### WORK INSTRUCTIONS
Scan the listing that follows and report how many lines contain "Montos". Write the number alone.

### INFORMATION PROVIDED
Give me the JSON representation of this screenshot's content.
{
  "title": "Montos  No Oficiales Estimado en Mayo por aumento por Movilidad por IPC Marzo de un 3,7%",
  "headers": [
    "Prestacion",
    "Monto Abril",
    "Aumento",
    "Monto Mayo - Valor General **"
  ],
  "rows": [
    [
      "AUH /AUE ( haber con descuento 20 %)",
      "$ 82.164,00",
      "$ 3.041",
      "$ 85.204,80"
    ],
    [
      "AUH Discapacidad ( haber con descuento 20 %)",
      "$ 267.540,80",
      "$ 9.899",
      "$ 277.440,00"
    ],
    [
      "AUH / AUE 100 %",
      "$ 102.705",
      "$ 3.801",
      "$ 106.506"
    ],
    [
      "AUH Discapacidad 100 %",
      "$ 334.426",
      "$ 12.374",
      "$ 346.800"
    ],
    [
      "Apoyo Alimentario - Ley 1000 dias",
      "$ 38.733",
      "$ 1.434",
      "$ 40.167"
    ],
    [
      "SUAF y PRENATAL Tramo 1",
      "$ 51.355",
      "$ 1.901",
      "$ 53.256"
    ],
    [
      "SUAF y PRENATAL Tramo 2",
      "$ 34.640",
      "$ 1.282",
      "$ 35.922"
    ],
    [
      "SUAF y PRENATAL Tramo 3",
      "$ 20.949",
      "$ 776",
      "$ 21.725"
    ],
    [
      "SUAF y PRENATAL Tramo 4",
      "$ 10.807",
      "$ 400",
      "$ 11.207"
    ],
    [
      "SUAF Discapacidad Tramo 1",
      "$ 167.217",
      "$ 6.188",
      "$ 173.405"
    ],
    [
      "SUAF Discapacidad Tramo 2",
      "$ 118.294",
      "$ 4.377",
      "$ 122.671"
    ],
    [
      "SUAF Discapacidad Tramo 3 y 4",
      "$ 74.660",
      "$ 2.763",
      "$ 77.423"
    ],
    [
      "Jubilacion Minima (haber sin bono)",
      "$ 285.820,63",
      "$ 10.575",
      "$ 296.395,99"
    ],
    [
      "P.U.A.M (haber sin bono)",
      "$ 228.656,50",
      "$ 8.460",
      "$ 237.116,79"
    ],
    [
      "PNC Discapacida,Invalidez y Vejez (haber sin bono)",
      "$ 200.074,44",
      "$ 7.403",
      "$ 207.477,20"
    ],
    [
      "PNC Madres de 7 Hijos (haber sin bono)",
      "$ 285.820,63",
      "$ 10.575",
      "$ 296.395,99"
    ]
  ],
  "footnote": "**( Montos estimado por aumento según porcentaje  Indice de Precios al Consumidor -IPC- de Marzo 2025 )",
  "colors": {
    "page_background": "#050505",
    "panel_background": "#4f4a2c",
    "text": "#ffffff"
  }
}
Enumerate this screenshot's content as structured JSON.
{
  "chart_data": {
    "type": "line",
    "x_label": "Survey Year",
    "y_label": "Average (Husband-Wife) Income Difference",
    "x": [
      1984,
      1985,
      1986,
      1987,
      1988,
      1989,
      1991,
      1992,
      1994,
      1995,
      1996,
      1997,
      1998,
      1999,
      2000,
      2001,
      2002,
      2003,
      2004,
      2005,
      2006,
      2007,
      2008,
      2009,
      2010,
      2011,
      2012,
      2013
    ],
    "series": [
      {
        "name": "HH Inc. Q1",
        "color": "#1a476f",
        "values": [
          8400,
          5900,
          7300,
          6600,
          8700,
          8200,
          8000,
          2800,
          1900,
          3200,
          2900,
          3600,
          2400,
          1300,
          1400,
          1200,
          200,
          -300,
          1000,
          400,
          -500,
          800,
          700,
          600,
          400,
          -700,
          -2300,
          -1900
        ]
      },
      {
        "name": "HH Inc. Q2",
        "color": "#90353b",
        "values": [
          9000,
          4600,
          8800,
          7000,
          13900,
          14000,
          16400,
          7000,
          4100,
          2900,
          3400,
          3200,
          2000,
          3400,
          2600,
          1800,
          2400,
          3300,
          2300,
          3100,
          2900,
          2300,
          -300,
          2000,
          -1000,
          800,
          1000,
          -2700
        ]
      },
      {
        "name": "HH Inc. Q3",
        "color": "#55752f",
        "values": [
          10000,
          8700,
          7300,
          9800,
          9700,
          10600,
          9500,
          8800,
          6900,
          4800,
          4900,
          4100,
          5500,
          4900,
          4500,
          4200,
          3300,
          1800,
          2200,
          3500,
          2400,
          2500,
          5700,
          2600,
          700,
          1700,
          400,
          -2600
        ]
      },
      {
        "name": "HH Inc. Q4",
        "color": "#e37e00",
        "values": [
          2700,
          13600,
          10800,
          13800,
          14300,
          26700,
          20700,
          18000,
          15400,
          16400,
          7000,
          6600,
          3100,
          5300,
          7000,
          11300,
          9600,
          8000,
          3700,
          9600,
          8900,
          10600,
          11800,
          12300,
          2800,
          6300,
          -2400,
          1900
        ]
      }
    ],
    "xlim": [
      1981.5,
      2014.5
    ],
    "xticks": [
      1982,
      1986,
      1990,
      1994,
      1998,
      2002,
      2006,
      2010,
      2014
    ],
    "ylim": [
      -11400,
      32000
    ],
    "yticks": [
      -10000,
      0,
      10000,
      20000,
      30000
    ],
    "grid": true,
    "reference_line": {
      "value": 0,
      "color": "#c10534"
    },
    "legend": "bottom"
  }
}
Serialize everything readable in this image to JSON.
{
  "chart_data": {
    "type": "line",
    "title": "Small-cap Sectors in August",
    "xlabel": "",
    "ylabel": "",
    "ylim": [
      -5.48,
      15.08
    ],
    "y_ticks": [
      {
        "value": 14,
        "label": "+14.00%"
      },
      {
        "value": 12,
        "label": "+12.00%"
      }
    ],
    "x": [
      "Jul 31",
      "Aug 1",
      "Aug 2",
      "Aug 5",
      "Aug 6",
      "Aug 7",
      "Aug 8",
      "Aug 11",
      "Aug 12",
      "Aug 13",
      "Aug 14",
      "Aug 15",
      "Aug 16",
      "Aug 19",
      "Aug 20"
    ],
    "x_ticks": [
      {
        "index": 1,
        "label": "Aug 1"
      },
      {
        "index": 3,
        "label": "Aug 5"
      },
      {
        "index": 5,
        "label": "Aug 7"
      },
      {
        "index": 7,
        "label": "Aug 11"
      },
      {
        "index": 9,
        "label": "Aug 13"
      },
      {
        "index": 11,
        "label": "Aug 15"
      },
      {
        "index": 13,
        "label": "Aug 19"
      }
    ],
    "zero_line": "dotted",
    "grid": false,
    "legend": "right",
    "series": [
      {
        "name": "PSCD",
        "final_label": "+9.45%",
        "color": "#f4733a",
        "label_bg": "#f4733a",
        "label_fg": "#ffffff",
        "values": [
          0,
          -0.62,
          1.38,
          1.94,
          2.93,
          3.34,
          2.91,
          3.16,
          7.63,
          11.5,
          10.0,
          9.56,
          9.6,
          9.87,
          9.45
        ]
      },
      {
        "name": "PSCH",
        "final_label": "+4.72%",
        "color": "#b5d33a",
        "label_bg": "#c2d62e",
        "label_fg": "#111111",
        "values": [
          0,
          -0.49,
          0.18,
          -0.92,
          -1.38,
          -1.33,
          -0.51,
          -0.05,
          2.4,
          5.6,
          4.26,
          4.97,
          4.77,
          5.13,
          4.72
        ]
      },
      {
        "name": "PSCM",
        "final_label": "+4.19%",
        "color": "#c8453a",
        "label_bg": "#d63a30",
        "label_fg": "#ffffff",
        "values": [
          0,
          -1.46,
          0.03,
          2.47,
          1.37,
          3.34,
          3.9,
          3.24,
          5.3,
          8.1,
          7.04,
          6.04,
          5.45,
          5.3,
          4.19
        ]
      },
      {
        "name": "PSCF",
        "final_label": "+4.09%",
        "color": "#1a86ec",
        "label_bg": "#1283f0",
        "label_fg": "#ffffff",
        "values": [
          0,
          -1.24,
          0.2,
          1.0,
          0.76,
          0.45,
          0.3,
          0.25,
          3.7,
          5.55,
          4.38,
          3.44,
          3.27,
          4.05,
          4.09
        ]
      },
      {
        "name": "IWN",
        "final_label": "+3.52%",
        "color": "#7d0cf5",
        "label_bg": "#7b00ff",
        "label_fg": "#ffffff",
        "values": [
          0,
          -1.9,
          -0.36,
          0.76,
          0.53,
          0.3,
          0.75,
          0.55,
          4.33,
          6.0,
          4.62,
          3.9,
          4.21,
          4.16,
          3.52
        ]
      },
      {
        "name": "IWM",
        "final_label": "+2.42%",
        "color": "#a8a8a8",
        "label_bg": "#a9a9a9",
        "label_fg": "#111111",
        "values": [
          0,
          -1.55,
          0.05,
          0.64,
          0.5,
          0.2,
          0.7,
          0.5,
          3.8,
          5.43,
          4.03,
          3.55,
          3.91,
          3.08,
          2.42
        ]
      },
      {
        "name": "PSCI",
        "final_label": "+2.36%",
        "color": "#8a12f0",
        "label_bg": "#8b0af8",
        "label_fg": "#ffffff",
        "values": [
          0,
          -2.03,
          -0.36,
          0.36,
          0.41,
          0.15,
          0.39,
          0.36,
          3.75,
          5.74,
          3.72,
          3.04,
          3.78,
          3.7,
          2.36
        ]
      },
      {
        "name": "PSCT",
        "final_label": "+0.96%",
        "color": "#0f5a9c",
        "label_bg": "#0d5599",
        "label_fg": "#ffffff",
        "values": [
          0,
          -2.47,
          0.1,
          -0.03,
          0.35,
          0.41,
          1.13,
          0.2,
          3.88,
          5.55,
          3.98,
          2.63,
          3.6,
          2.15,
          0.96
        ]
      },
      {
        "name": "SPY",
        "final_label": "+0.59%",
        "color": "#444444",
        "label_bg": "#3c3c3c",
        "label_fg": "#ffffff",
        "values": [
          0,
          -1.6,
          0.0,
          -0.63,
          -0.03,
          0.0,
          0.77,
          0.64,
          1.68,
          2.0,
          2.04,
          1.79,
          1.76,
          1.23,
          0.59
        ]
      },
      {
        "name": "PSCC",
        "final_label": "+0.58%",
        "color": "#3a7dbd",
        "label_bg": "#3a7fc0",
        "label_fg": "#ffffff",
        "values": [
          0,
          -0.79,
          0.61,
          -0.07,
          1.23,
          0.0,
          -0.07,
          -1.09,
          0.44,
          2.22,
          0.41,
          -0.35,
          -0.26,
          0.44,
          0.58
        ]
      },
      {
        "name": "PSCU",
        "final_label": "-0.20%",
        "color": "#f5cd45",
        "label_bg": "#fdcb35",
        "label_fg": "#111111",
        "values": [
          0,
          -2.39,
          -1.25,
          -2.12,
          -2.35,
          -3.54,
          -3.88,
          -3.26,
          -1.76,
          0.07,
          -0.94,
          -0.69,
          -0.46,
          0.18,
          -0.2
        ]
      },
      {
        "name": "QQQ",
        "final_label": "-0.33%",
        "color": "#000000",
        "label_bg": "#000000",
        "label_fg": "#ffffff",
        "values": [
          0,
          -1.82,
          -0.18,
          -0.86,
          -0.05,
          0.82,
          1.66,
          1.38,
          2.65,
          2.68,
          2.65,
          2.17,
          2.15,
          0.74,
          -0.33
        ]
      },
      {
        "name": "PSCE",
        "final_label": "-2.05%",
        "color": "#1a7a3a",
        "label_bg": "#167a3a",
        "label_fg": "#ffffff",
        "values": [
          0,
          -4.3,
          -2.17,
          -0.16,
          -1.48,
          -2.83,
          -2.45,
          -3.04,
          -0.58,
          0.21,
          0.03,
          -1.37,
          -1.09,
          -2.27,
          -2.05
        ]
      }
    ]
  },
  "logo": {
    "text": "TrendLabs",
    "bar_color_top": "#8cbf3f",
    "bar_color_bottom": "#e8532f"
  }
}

### ANSWER FOR THIS EXERCISE
2